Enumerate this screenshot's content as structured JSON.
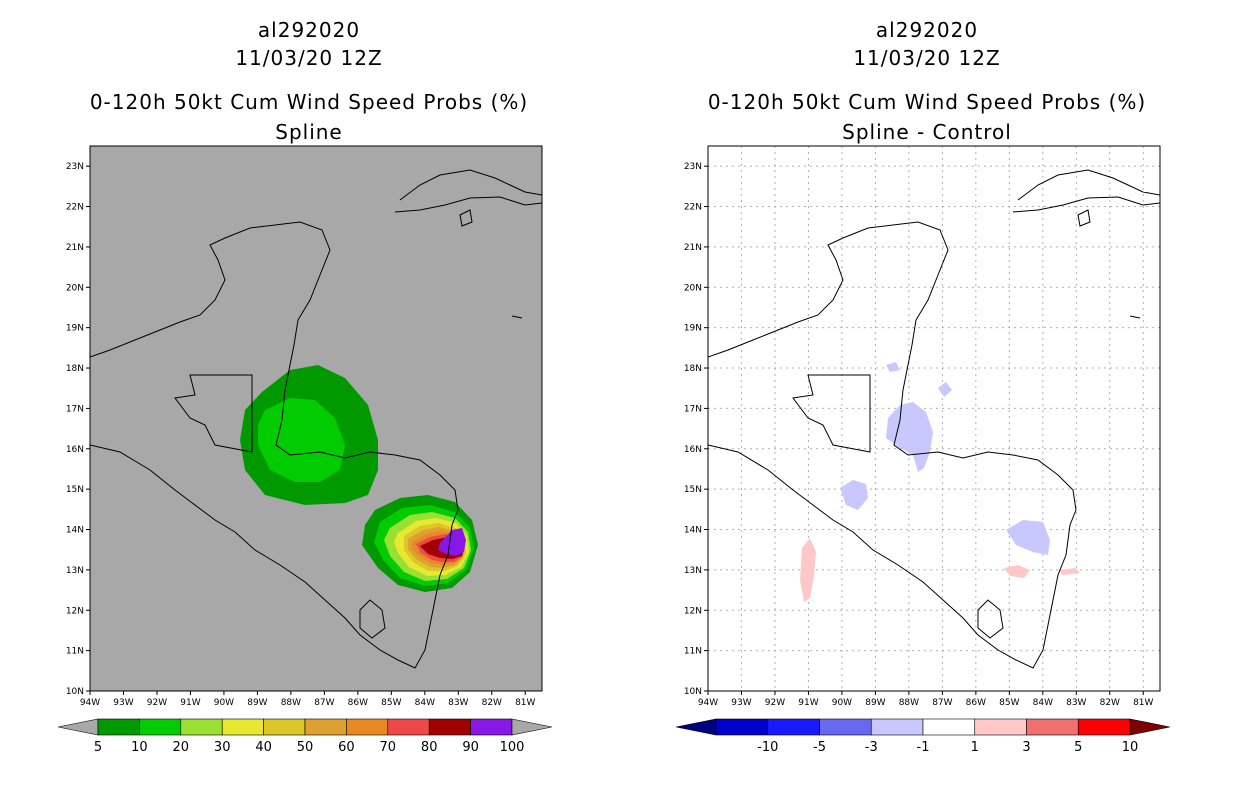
{
  "panels": [
    {
      "id": "left",
      "title_line1": "al292020",
      "title_line2": "11/03/20 12Z",
      "title_line3": "0-120h 50kt Cum Wind Speed Probs (%)",
      "title_line4": "Spline",
      "background": "#a8a8a8"
    },
    {
      "id": "right",
      "title_line1": "al292020",
      "title_line2": "11/03/20 12Z",
      "title_line3": "0-120h 50kt Cum Wind Speed Probs (%)",
      "title_line4": "Spline - Control",
      "background": "#ffffff"
    }
  ],
  "chart_data": [
    {
      "type": "heatmap",
      "title": "0-120h 50kt Cum Wind Speed Probs (%) Spline",
      "xlabel": "",
      "ylabel": "",
      "xlim": [
        -94,
        -80.5
      ],
      "ylim": [
        10,
        23.5
      ],
      "x_ticks": [
        "94W",
        "93W",
        "92W",
        "91W",
        "90W",
        "89W",
        "88W",
        "87W",
        "86W",
        "85W",
        "84W",
        "83W",
        "82W",
        "81W"
      ],
      "y_ticks": [
        "10N",
        "11N",
        "12N",
        "13N",
        "14N",
        "15N",
        "16N",
        "17N",
        "18N",
        "19N",
        "20N",
        "21N",
        "22N",
        "23N"
      ],
      "grid": false,
      "colorbar": {
        "labels": [
          "5",
          "10",
          "20",
          "30",
          "40",
          "50",
          "60",
          "70",
          "80",
          "90",
          "100"
        ],
        "colors": [
          "#009900",
          "#00cc00",
          "#99e033",
          "#e8e830",
          "#dcc628",
          "#dea030",
          "#e88a24",
          "#f04848",
          "#a00000",
          "#8818e8"
        ],
        "under_color": "#a8a8a8",
        "over_color": "#a8a8a8"
      },
      "features": [
        {
          "name": "Honduras/Guatemala band",
          "center": [
            -87.7,
            16.2
          ],
          "max_value_range": "10-20"
        },
        {
          "name": "Nicaragua coast core",
          "center": [
            -83.3,
            13.6
          ],
          "max_value_range": "90-100"
        }
      ]
    },
    {
      "type": "heatmap",
      "title": "0-120h 50kt Cum Wind Speed Probs (%) Spline - Control",
      "xlabel": "",
      "ylabel": "",
      "xlim": [
        -94,
        -80.5
      ],
      "ylim": [
        10,
        23.5
      ],
      "x_ticks": [
        "94W",
        "93W",
        "92W",
        "91W",
        "90W",
        "89W",
        "88W",
        "87W",
        "86W",
        "85W",
        "84W",
        "83W",
        "82W",
        "81W"
      ],
      "y_ticks": [
        "10N",
        "11N",
        "12N",
        "13N",
        "14N",
        "15N",
        "16N",
        "17N",
        "18N",
        "19N",
        "20N",
        "21N",
        "22N",
        "23N"
      ],
      "grid": true,
      "colorbar": {
        "labels": [
          "-10",
          "-5",
          "-3",
          "-1",
          "1",
          "3",
          "5",
          "10"
        ],
        "colors": [
          "#0000cc",
          "#1a1aff",
          "#6868f0",
          "#c8c8ff",
          "#ffffff",
          "#ffc8c8",
          "#f07070",
          "#ff0000"
        ],
        "under_color": "#000080",
        "over_color": "#800000"
      },
      "features": [
        {
          "name": "negative diff near Belize/Honduras",
          "center": [
            -87.9,
            16.4
          ],
          "value_range": "-3 to -1"
        },
        {
          "name": "negative diff eastern Nicaragua",
          "center": [
            -84.7,
            13.8
          ],
          "value_range": "-3 to -1"
        },
        {
          "name": "positive diff Pacific",
          "center": [
            -91,
            13
          ],
          "value_range": "1 to 3"
        },
        {
          "name": "positive diff Nicaragua coast",
          "center": [
            -84.7,
            13
          ],
          "value_range": "1 to 3"
        }
      ]
    }
  ]
}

What to do ▸
Transcribe all of the records above character for character. Exclude the pictures.

Problem solution ▸
Enumerate this screenshot's content as structured JSON.
{
  "panels": [
    {
      "id": "left",
      "title_line1": "al292020",
      "title_line2": "11/03/20 12Z",
      "title_line3": "0-120h 50kt Cum Wind Speed Probs (%)",
      "title_line4": "Spline",
      "background": "#a8a8a8"
    },
    {
      "id": "right",
      "title_line1": "al292020",
      "title_line2": "11/03/20 12Z",
      "title_line3": "0-120h 50kt Cum Wind Speed Probs (%)",
      "title_line4": "Spline - Control",
      "background": "#ffffff"
    }
  ],
  "chart_data": [
    {
      "type": "heatmap",
      "title": "0-120h 50kt Cum Wind Speed Probs (%) Spline",
      "xlabel": "",
      "ylabel": "",
      "xlim": [
        -94,
        -80.5
      ],
      "ylim": [
        10,
        23.5
      ],
      "x_ticks": [
        "94W",
        "93W",
        "92W",
        "91W",
        "90W",
        "89W",
        "88W",
        "87W",
        "86W",
        "85W",
        "84W",
        "83W",
        "82W",
        "81W"
      ],
      "y_ticks": [
        "10N",
        "11N",
        "12N",
        "13N",
        "14N",
        "15N",
        "16N",
        "17N",
        "18N",
        "19N",
        "20N",
        "21N",
        "22N",
        "23N"
      ],
      "grid": false,
      "colorbar": {
        "labels": [
          "5",
          "10",
          "20",
          "30",
          "40",
          "50",
          "60",
          "70",
          "80",
          "90",
          "100"
        ],
        "colors": [
          "#009900",
          "#00cc00",
          "#99e033",
          "#e8e830",
          "#dcc628",
          "#dea030",
          "#e88a24",
          "#f04848",
          "#a00000",
          "#8818e8"
        ],
        "under_color": "#a8a8a8",
        "over_color": "#a8a8a8"
      },
      "features": [
        {
          "name": "Honduras/Guatemala band",
          "center": [
            -87.7,
            16.2
          ],
          "max_value_range": "10-20"
        },
        {
          "name": "Nicaragua coast core",
          "center": [
            -83.3,
            13.6
          ],
          "max_value_range": "90-100"
        }
      ]
    },
    {
      "type": "heatmap",
      "title": "0-120h 50kt Cum Wind Speed Probs (%) Spline - Control",
      "xlabel": "",
      "ylabel": "",
      "xlim": [
        -94,
        -80.5
      ],
      "ylim": [
        10,
        23.5
      ],
      "x_ticks": [
        "94W",
        "93W",
        "92W",
        "91W",
        "90W",
        "89W",
        "88W",
        "87W",
        "86W",
        "85W",
        "84W",
        "83W",
        "82W",
        "81W"
      ],
      "y_ticks": [
        "10N",
        "11N",
        "12N",
        "13N",
        "14N",
        "15N",
        "16N",
        "17N",
        "18N",
        "19N",
        "20N",
        "21N",
        "22N",
        "23N"
      ],
      "grid": true,
      "colorbar": {
        "labels": [
          "-10",
          "-5",
          "-3",
          "-1",
          "1",
          "3",
          "5",
          "10"
        ],
        "colors": [
          "#0000cc",
          "#1a1aff",
          "#6868f0",
          "#c8c8ff",
          "#ffffff",
          "#ffc8c8",
          "#f07070",
          "#ff0000"
        ],
        "under_color": "#000080",
        "over_color": "#800000"
      },
      "features": [
        {
          "name": "negative diff near Belize/Honduras",
          "center": [
            -87.9,
            16.4
          ],
          "value_range": "-3 to -1"
        },
        {
          "name": "negative diff eastern Nicaragua",
          "center": [
            -84.7,
            13.8
          ],
          "value_range": "-3 to -1"
        },
        {
          "name": "positive diff Pacific",
          "center": [
            -91,
            13
          ],
          "value_range": "1 to 3"
        },
        {
          "name": "positive diff Nicaragua coast",
          "center": [
            -84.7,
            13
          ],
          "value_range": "1 to 3"
        }
      ]
    }
  ]
}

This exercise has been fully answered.